• What you will do: Filter this material down to the lines that hold "trendline", copying each one.

• Dataset records:
********
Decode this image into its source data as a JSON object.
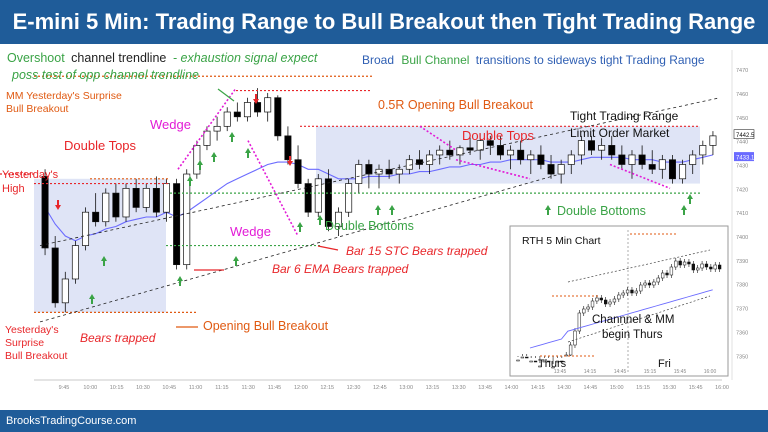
{
  "title": "E-mini 5 Min: Trading Range to Bull Breakout then Tight Trading Range",
  "footer": "BrooksTradingCourse.com",
  "colors": {
    "header_bg": "#1f5c99",
    "bull": "#ffffff",
    "bear": "#000000",
    "ema": "#6b6bff",
    "range_box": "#d9dff5",
    "red_annotation": "#e8262a",
    "green_annotation": "#3aa346",
    "magenta": "#e21bd6",
    "orange": "#e05a12",
    "blue_text": "#2f5fb3"
  },
  "annotations": {
    "overshoot_line1_green": "Overshoot",
    "overshoot_line1_black": "channel trendline",
    "overshoot_line1_italic": "- exhaustion signal expect",
    "overshoot_line2": "poss test of opp channel trendline",
    "broad_1": "Broad",
    "broad_2": "Bull Channel",
    "broad_3": "transitions to sideways tight Trading Range",
    "mm_line1": "MM Yesterday's Surprise",
    "mm_line2": "Bull Breakout",
    "half_r": "0.5R Opening Bull Breakout",
    "tight_tr_line1": "Tight Trading Range",
    "tight_tr_line2": "Limit Order Market",
    "double_tops_left": "Double Tops",
    "double_tops_right": "Double Tops",
    "wedge_top": "Wedge",
    "wedge_bottom": "Wedge",
    "yesterdays_high_1": "Yesterday's",
    "yesterdays_high_2": "High",
    "double_bottoms_mid": "Double Bottoms",
    "double_bottoms_right": "Double Bottoms",
    "bar15": "Bar 15 STC Bears trapped",
    "bar6": "Bar 6 EMA Bears trapped",
    "opening_bull_breakout": "Opening Bull Breakout",
    "bears_trapped": "Bears trapped",
    "surprise_1": "Yesterday's",
    "surprise_2": "Surprise",
    "surprise_3": "Bull Breakout"
  },
  "inset": {
    "title": "RTH 5 Min Chart",
    "label_1": "Channnel & MM",
    "label_2": "begin Thurs",
    "thurs": "Thurs",
    "fri": "Fri",
    "x_ticks": [
      "13:45",
      "14:15",
      "14:45",
      "15:15",
      "15:45",
      "16:00"
    ]
  },
  "chart_data": {
    "type": "candlestick",
    "title": "E-mini 5 Min: Trading Range to Bull Breakout then Tight Trading Range",
    "x_ticks": [
      "9:45",
      "10:00",
      "10:15",
      "10:30",
      "10:45",
      "11:00",
      "11:15",
      "11:30",
      "11:45",
      "12:00",
      "12:15",
      "12:30",
      "12:45",
      "13:00",
      "13:15",
      "13:30",
      "13:45",
      "14:00",
      "14:15",
      "14:30",
      "14:45",
      "15:00",
      "15:15",
      "15:30",
      "15:45",
      "16:00"
    ],
    "y_ticks": [
      7350,
      7360,
      7370,
      7380,
      7390,
      7400,
      7410,
      7420,
      7430,
      7440,
      7450,
      7460,
      7470
    ],
    "ylim": [
      7343,
      7478
    ],
    "price_labels": [
      "7442.5",
      "7433.1"
    ],
    "candles": [
      [
        7425,
        7428,
        7392,
        7395
      ],
      [
        7395,
        7400,
        7370,
        7372
      ],
      [
        7372,
        7385,
        7368,
        7382
      ],
      [
        7382,
        7398,
        7380,
        7396
      ],
      [
        7396,
        7412,
        7394,
        7410
      ],
      [
        7410,
        7418,
        7404,
        7406
      ],
      [
        7406,
        7420,
        7404,
        7418
      ],
      [
        7418,
        7422,
        7406,
        7408
      ],
      [
        7408,
        7422,
        7406,
        7420
      ],
      [
        7420,
        7424,
        7410,
        7412
      ],
      [
        7412,
        7422,
        7410,
        7420
      ],
      [
        7420,
        7425,
        7408,
        7410
      ],
      [
        7410,
        7424,
        7406,
        7422
      ],
      [
        7422,
        7424,
        7386,
        7388
      ],
      [
        7388,
        7428,
        7386,
        7426
      ],
      [
        7426,
        7440,
        7424,
        7438
      ],
      [
        7438,
        7446,
        7436,
        7444
      ],
      [
        7444,
        7450,
        7440,
        7446
      ],
      [
        7446,
        7454,
        7444,
        7452
      ],
      [
        7452,
        7456,
        7448,
        7450
      ],
      [
        7450,
        7458,
        7448,
        7456
      ],
      [
        7456,
        7462,
        7450,
        7452
      ],
      [
        7452,
        7460,
        7448,
        7458
      ],
      [
        7458,
        7459,
        7440,
        7442
      ],
      [
        7442,
        7446,
        7430,
        7432
      ],
      [
        7432,
        7438,
        7420,
        7422
      ],
      [
        7422,
        7424,
        7408,
        7410
      ],
      [
        7410,
        7426,
        7408,
        7424
      ],
      [
        7424,
        7428,
        7402,
        7404
      ],
      [
        7404,
        7412,
        7400,
        7410
      ],
      [
        7410,
        7424,
        7408,
        7422
      ],
      [
        7422,
        7432,
        7418,
        7430
      ],
      [
        7430,
        7432,
        7420,
        7426
      ],
      [
        7426,
        7430,
        7420,
        7428
      ],
      [
        7428,
        7432,
        7424,
        7426
      ],
      [
        7426,
        7430,
        7422,
        7428
      ],
      [
        7428,
        7434,
        7426,
        7432
      ],
      [
        7432,
        7436,
        7428,
        7430
      ],
      [
        7430,
        7436,
        7426,
        7434
      ],
      [
        7434,
        7438,
        7430,
        7436
      ],
      [
        7436,
        7440,
        7432,
        7434
      ],
      [
        7434,
        7438,
        7430,
        7437
      ],
      [
        7437,
        7442,
        7434,
        7436
      ],
      [
        7436,
        7443,
        7432,
        7440
      ],
      [
        7440,
        7442,
        7434,
        7438
      ],
      [
        7438,
        7442,
        7432,
        7434
      ],
      [
        7434,
        7438,
        7428,
        7436
      ],
      [
        7436,
        7440,
        7430,
        7432
      ],
      [
        7432,
        7436,
        7426,
        7434
      ],
      [
        7434,
        7438,
        7428,
        7430
      ],
      [
        7430,
        7434,
        7424,
        7426
      ],
      [
        7426,
        7432,
        7422,
        7430
      ],
      [
        7430,
        7436,
        7426,
        7434
      ],
      [
        7434,
        7442,
        7430,
        7440
      ],
      [
        7440,
        7442,
        7434,
        7436
      ],
      [
        7436,
        7441,
        7432,
        7438
      ],
      [
        7438,
        7442,
        7432,
        7434
      ],
      [
        7434,
        7438,
        7428,
        7430
      ],
      [
        7430,
        7436,
        7424,
        7434
      ],
      [
        7434,
        7438,
        7428,
        7430
      ],
      [
        7430,
        7436,
        7426,
        7428
      ],
      [
        7428,
        7434,
        7424,
        7432
      ],
      [
        7432,
        7434,
        7422,
        7424
      ],
      [
        7424,
        7432,
        7422,
        7430
      ],
      [
        7430,
        7436,
        7426,
        7434
      ],
      [
        7434,
        7440,
        7430,
        7438
      ],
      [
        7438,
        7444,
        7434,
        7442
      ]
    ],
    "ema": [
      7412,
      7405,
      7400,
      7398,
      7400,
      7401,
      7403,
      7404,
      7406,
      7407,
      7408,
      7408,
      7410,
      7408,
      7410,
      7413,
      7416,
      7419,
      7422,
      7424,
      7426,
      7428,
      7430,
      7431,
      7431,
      7430,
      7428,
      7428,
      7426,
      7424,
      7424,
      7424,
      7425,
      7425,
      7425,
      7426,
      7426,
      7427,
      7427,
      7428,
      7429,
      7429,
      7430,
      7430,
      7431,
      7431,
      7432,
      7432,
      7432,
      7432,
      7431,
      7431,
      7431,
      7432,
      7433,
      7433,
      7433,
      7433,
      7432,
      7432,
      7432,
      7431,
      7431,
      7431,
      7432,
      7433,
      7434
    ]
  }
}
********
• Complete output:
    "overshoot_line1_black": "channel trendline",
    "overshoot_line2": "poss test of opp channel trendline",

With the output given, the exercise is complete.